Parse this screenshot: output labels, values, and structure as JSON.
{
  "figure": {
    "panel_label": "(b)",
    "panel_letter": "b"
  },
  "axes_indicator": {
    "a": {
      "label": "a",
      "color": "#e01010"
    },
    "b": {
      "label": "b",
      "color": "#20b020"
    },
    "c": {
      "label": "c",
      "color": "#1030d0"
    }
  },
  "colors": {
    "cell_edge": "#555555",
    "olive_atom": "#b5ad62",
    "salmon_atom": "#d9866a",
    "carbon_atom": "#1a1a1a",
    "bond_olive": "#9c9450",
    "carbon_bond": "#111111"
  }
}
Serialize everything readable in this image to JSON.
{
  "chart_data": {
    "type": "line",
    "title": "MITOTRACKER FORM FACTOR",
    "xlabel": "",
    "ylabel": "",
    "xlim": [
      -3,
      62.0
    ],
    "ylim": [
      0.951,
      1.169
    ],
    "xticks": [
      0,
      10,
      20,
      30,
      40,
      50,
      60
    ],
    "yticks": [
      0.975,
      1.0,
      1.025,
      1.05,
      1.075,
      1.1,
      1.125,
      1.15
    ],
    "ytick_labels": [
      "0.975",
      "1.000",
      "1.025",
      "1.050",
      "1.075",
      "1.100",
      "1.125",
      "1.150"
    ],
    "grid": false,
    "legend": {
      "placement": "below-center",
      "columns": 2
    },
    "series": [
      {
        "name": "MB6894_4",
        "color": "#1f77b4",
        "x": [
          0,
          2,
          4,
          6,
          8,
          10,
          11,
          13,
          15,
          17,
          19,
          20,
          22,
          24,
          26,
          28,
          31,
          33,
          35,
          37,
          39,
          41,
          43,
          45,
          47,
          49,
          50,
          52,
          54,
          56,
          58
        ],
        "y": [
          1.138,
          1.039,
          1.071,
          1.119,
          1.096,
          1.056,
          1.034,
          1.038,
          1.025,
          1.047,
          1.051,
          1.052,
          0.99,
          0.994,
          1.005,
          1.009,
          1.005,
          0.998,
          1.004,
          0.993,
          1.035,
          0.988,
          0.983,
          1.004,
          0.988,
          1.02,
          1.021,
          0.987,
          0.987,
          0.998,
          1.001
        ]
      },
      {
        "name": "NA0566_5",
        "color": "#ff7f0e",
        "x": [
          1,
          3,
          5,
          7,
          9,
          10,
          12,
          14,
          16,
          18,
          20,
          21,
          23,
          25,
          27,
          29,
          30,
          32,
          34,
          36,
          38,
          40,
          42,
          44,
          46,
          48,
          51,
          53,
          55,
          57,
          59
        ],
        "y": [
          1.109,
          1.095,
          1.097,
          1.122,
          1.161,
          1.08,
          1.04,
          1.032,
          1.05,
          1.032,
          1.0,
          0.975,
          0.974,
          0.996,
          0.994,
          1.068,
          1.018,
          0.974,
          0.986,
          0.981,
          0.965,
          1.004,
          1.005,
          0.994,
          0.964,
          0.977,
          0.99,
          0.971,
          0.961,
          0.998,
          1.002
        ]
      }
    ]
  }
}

-=-=-

▶ **Problem to solve**: Select the lines that carry the string "this" and copy them.

▶ **Solution**:
Parse this screenshot: output labels, values, and structure as JSON.
Serialize everything readable in this image to JSON.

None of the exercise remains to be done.